▶ _Your task_
Copy all the material below, exactly as it stands.

▶ _Records provided_
==========

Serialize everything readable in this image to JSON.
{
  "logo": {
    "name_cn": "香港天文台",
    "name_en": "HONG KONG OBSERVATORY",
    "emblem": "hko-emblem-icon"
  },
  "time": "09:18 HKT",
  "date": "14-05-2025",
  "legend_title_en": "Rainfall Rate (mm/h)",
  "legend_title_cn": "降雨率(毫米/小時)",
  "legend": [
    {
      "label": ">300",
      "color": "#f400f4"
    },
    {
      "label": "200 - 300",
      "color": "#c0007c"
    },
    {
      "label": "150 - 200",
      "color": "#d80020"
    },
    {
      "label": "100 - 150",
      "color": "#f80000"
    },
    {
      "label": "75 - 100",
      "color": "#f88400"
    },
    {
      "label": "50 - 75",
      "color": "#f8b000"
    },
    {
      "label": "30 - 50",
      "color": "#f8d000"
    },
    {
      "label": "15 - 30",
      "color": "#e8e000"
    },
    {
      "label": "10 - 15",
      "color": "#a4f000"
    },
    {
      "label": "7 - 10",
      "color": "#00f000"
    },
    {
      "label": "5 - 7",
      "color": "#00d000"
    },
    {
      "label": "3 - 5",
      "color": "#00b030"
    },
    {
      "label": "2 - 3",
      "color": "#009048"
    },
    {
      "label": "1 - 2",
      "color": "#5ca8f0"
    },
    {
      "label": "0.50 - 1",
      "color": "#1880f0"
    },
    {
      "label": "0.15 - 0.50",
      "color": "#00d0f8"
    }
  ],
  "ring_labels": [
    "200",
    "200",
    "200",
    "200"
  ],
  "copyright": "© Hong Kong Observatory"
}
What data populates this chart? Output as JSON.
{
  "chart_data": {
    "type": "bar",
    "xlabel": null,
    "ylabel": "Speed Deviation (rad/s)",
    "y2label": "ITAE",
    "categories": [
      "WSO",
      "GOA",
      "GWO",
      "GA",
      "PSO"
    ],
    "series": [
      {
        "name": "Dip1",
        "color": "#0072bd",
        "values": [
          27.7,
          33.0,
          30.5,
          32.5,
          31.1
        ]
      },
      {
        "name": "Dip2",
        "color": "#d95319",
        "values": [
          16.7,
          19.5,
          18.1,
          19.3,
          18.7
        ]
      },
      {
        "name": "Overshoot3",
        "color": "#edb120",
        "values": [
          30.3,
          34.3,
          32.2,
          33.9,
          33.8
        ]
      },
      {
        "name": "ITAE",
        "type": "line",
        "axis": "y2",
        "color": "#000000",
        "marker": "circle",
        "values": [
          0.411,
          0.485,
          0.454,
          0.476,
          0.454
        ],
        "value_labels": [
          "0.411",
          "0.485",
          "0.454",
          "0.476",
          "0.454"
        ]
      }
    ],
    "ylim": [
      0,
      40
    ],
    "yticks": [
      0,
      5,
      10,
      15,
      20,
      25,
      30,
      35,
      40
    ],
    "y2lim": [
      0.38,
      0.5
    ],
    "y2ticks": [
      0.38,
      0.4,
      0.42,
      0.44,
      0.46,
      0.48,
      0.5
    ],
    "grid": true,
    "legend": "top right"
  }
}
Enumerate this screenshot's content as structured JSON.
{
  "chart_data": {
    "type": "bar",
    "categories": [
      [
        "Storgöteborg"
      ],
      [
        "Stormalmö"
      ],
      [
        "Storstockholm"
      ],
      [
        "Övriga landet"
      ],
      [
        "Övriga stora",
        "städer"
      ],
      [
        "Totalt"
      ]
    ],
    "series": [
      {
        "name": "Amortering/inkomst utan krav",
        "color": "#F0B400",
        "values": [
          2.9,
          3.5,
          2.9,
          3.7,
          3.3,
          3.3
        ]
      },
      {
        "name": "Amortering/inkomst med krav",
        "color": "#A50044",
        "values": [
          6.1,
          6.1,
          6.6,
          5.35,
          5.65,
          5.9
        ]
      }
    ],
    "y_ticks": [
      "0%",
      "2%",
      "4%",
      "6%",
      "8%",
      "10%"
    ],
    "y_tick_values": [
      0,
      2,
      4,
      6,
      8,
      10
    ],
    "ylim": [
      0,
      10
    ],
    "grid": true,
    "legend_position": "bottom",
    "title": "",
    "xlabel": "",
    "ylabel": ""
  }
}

==========

▶ _Full response_
Serialize everything readable in this image to JSON.
{
  "logo": {
    "name_cn": "香港天文台",
    "name_en": "HONG KONG OBSERVATORY",
    "emblem": "hko-emblem-icon"
  },
  "time": "09:18 HKT",
  "date": "14-05-2025",
  "legend_title_en": "Rainfall Rate (mm/h)",
  "legend_title_cn": "降雨率(毫米/小時)",
  "legend": [
    {
      "label": ">300",
      "color": "#f400f4"
    },
    {
      "label": "200 - 300",
      "color": "#c0007c"
    },
    {
      "label": "150 - 200",
      "color": "#d80020"
    },
    {
      "label": "100 - 150",
      "color": "#f80000"
    },
    {
      "label": "75 - 100",
      "color": "#f88400"
    },
    {
      "label": "50 - 75",
      "color": "#f8b000"
    },
    {
      "label": "30 - 50",
      "color": "#f8d000"
    },
    {
      "label": "15 - 30",
      "color": "#e8e000"
    },
    {
      "label": "10 - 15",
      "color": "#a4f000"
    },
    {
      "label": "7 - 10",
      "color": "#00f000"
    },
    {
      "label": "5 - 7",
      "color": "#00d000"
    },
    {
      "label": "3 - 5",
      "color": "#00b030"
    },
    {
      "label": "2 - 3",
      "color": "#009048"
    },
    {
      "label": "1 - 2",
      "color": "#5ca8f0"
    },
    {
      "label": "0.50 - 1",
      "color": "#1880f0"
    },
    {
      "label": "0.15 - 0.50",
      "color": "#00d0f8"
    }
  ],
  "ring_labels": [
    "200",
    "200",
    "200",
    "200"
  ],
  "copyright": "© Hong Kong Observatory"
}
What data populates this chart? Output as JSON.
{
  "chart_data": {
    "type": "bar",
    "xlabel": null,
    "ylabel": "Speed Deviation (rad/s)",
    "y2label": "ITAE",
    "categories": [
      "WSO",
      "GOA",
      "GWO",
      "GA",
      "PSO"
    ],
    "series": [
      {
        "name": "Dip1",
        "color": "#0072bd",
        "values": [
          27.7,
          33.0,
          30.5,
          32.5,
          31.1
        ]
      },
      {
        "name": "Dip2",
        "color": "#d95319",
        "values": [
          16.7,
          19.5,
          18.1,
          19.3,
          18.7
        ]
      },
      {
        "name": "Overshoot3",
        "color": "#edb120",
        "values": [
          30.3,
          34.3,
          32.2,
          33.9,
          33.8
        ]
      },
      {
        "name": "ITAE",
        "type": "line",
        "axis": "y2",
        "color": "#000000",
        "marker": "circle",
        "values": [
          0.411,
          0.485,
          0.454,
          0.476,
          0.454
        ],
        "value_labels": [
          "0.411",
          "0.485",
          "0.454",
          "0.476",
          "0.454"
        ]
      }
    ],
    "ylim": [
      0,
      40
    ],
    "yticks": [
      0,
      5,
      10,
      15,
      20,
      25,
      30,
      35,
      40
    ],
    "y2lim": [
      0.38,
      0.5
    ],
    "y2ticks": [
      0.38,
      0.4,
      0.42,
      0.44,
      0.46,
      0.48,
      0.5
    ],
    "grid": true,
    "legend": "top right"
  }
}
Enumerate this screenshot's content as structured JSON.
{
  "chart_data": {
    "type": "bar",
    "categories": [
      [
        "Storgöteborg"
      ],
      [
        "Stormalmö"
      ],
      [
        "Storstockholm"
      ],
      [
        "Övriga landet"
      ],
      [
        "Övriga stora",
        "städer"
      ],
      [
        "Totalt"
      ]
    ],
    "series": [
      {
        "name": "Amortering/inkomst utan krav",
        "color": "#F0B400",
        "values": [
          2.9,
          3.5,
          2.9,
          3.7,
          3.3,
          3.3
        ]
      },
      {
        "name": "Amortering/inkomst med krav",
        "color": "#A50044",
        "values": [
          6.1,
          6.1,
          6.6,
          5.35,
          5.65,
          5.9
        ]
      }
    ],
    "y_ticks": [
      "0%",
      "2%",
      "4%",
      "6%",
      "8%",
      "10%"
    ],
    "y_tick_values": [
      0,
      2,
      4,
      6,
      8,
      10
    ],
    "ylim": [
      0,
      10
    ],
    "grid": true,
    "legend_position": "bottom",
    "title": "",
    "xlabel": "",
    "ylabel": ""
  }
}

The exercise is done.